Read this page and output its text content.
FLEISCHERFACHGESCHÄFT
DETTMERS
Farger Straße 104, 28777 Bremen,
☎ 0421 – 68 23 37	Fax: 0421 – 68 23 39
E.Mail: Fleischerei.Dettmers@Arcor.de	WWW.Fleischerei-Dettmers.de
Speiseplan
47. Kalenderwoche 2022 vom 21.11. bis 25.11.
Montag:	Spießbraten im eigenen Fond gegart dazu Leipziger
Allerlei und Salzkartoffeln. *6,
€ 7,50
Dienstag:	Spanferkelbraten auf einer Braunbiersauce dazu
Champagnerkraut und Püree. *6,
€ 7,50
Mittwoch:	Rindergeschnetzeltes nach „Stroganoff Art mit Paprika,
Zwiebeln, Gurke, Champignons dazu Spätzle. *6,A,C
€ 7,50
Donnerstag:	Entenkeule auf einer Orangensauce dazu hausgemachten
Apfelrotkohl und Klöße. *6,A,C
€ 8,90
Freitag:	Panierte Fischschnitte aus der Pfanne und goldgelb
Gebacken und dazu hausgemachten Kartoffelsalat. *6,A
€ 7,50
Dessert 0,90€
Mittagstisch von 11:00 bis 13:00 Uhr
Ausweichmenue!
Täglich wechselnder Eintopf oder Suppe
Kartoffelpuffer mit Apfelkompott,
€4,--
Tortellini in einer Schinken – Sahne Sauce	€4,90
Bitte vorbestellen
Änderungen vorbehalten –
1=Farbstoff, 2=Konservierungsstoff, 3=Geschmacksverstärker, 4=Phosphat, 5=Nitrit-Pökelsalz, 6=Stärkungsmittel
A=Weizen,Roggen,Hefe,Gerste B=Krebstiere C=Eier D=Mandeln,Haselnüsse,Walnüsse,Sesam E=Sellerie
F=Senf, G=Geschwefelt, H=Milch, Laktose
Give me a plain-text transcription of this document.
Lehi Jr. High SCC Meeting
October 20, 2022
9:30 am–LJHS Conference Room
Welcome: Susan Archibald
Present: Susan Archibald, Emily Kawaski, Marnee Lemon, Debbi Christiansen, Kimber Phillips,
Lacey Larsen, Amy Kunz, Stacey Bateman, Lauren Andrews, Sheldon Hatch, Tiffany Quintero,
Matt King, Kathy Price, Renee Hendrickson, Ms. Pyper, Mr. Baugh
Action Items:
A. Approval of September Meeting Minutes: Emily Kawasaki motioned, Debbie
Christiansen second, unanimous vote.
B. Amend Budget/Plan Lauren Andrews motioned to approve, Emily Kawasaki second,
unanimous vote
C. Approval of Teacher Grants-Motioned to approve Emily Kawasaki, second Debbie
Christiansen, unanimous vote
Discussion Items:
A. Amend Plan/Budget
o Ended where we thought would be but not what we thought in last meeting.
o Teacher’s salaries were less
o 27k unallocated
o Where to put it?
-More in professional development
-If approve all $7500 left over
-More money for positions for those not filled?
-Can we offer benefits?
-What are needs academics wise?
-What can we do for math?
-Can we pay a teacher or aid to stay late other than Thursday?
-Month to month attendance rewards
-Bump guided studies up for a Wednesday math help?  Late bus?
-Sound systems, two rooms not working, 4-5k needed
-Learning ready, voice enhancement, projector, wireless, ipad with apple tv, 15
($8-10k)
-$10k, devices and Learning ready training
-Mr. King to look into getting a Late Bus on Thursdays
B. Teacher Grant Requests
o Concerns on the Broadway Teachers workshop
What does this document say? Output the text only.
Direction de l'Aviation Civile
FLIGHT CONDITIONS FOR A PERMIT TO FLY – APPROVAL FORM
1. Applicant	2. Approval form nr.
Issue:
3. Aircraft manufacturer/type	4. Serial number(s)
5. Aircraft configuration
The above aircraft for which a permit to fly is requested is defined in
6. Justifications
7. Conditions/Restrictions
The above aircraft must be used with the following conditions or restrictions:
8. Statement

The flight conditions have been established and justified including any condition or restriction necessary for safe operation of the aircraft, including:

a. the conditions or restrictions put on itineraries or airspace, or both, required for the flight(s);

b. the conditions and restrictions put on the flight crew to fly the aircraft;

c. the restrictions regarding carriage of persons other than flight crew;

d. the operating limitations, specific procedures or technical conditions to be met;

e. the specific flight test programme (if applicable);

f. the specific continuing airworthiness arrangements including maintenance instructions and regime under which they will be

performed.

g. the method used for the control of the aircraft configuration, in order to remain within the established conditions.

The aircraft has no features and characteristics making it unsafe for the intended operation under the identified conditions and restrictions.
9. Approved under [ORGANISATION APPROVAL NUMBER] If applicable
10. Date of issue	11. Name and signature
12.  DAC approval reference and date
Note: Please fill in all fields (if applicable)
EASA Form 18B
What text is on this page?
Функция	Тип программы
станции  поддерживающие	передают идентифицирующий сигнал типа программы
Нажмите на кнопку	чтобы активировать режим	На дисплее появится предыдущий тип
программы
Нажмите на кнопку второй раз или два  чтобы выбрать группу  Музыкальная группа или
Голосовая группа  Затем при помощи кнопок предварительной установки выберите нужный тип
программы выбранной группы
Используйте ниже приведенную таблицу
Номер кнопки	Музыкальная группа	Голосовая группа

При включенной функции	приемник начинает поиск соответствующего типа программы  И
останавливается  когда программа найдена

------------------------------

Extract the full listing and reproduce each line exactly.

Read this page and output its text content.
FLEISCHERFACHGESCHÄFT
DETTMERS
Farger Straße 104, 28777 Bremen,
☎ 0421 – 68 23 37	Fax: 0421 – 68 23 39
E.Mail: Fleischerei.Dettmers@Arcor.de	WWW.Fleischerei-Dettmers.de
Speiseplan
47. Kalenderwoche 2022 vom 21.11. bis 25.11.
Montag:	Spießbraten im eigenen Fond gegart dazu Leipziger
Allerlei und Salzkartoffeln. *6,
€ 7,50
Dienstag:	Spanferkelbraten auf einer Braunbiersauce dazu
Champagnerkraut und Püree. *6,
€ 7,50
Mittwoch:	Rindergeschnetzeltes nach „Stroganoff Art mit Paprika,
Zwiebeln, Gurke, Champignons dazu Spätzle. *6,A,C
€ 7,50
Donnerstag:	Entenkeule auf einer Orangensauce dazu hausgemachten
Apfelrotkohl und Klöße. *6,A,C
€ 8,90
Freitag:	Panierte Fischschnitte aus der Pfanne und goldgelb
Gebacken und dazu hausgemachten Kartoffelsalat. *6,A
€ 7,50
Dessert 0,90€
Mittagstisch von 11:00 bis 13:00 Uhr
Ausweichmenue!
Täglich wechselnder Eintopf oder Suppe
Kartoffelpuffer mit Apfelkompott,
€4,--
Tortellini in einer Schinken – Sahne Sauce	€4,90
Bitte vorbestellen
Änderungen vorbehalten –
1=Farbstoff, 2=Konservierungsstoff, 3=Geschmacksverstärker, 4=Phosphat, 5=Nitrit-Pökelsalz, 6=Stärkungsmittel
A=Weizen,Roggen,Hefe,Gerste B=Krebstiere C=Eier D=Mandeln,Haselnüsse,Walnüsse,Sesam E=Sellerie
F=Senf, G=Geschwefelt, H=Milch, Laktose
Give me a plain-text transcription of this document.
Lehi Jr. High SCC Meeting
October 20, 2022
9:30 am–LJHS Conference Room
Welcome: Susan Archibald
Present: Susan Archibald, Emily Kawaski, Marnee Lemon, Debbi Christiansen, Kimber Phillips,
Lacey Larsen, Amy Kunz, Stacey Bateman, Lauren Andrews, Sheldon Hatch, Tiffany Quintero,
Matt King, Kathy Price, Renee Hendrickson, Ms. Pyper, Mr. Baugh
Action Items:
A. Approval of September Meeting Minutes: Emily Kawasaki motioned, Debbie
Christiansen second, unanimous vote.
B. Amend Budget/Plan Lauren Andrews motioned to approve, Emily Kawasaki second,
unanimous vote
C. Approval of Teacher Grants-Motioned to approve Emily Kawasaki, second Debbie
Christiansen, unanimous vote
Discussion Items:
A. Amend Plan/Budget
o Ended where we thought would be but not what we thought in last meeting.
o Teacher’s salaries were less
o 27k unallocated
o Where to put it?
-More in professional development
-If approve all $7500 left over
-More money for positions for those not filled?
-Can we offer benefits?
-What are needs academics wise?
-What can we do for math?
-Can we pay a teacher or aid to stay late other than Thursday?
-Month to month attendance rewards
-Bump guided studies up for a Wednesday math help?  Late bus?
-Sound systems, two rooms not working, 4-5k needed
-Learning ready, voice enhancement, projector, wireless, ipad with apple tv, 15
($8-10k)
-$10k, devices and Learning ready training
-Mr. King to look into getting a Late Bus on Thursdays
B. Teacher Grant Requests
o Concerns on the Broadway Teachers workshop
What does this document say? Output the text only.
Direction de l'Aviation Civile
FLIGHT CONDITIONS FOR A PERMIT TO FLY – APPROVAL FORM
1. Applicant	2. Approval form nr.
Issue:
3. Aircraft manufacturer/type	4. Serial number(s)
5. Aircraft configuration
The above aircraft for which a permit to fly is requested is defined in
6. Justifications
7. Conditions/Restrictions
The above aircraft must be used with the following conditions or restrictions:
8. Statement

The flight conditions have been established and justified including any condition or restriction necessary for safe operation of the aircraft, including:

a. the conditions or restrictions put on itineraries or airspace, or both, required for the flight(s);

b. the conditions and restrictions put on the flight crew to fly the aircraft;

c. the restrictions regarding carriage of persons other than flight crew;

d. the operating limitations, specific procedures or technical conditions to be met;

e. the specific flight test programme (if applicable);

f. the specific continuing airworthiness arrangements including maintenance instructions and regime under which they will be

performed.

g. the method used for the control of the aircraft configuration, in order to remain within the established conditions.

The aircraft has no features and characteristics making it unsafe for the intended operation under the identified conditions and restrictions.
9. Approved under [ORGANISATION APPROVAL NUMBER] If applicable
10. Date of issue	11. Name and signature
12.  DAC approval reference and date
Note: Please fill in all fields (if applicable)
EASA Form 18B
What text is on this page?
Функция	Тип программы
станции  поддерживающие	передают идентифицирующий сигнал типа программы
Нажмите на кнопку	чтобы активировать режим	На дисплее появится предыдущий тип
программы
Нажмите на кнопку второй раз или два  чтобы выбрать группу  Музыкальная группа или
Голосовая группа  Затем при помощи кнопок предварительной установки выберите нужный тип
программы выбранной группы
Используйте ниже приведенную таблицу
Номер кнопки	Музыкальная группа	Голосовая группа

При включенной функции	приемник начинает поиск соответствующего типа программы  И
останавливается  когда программа найдена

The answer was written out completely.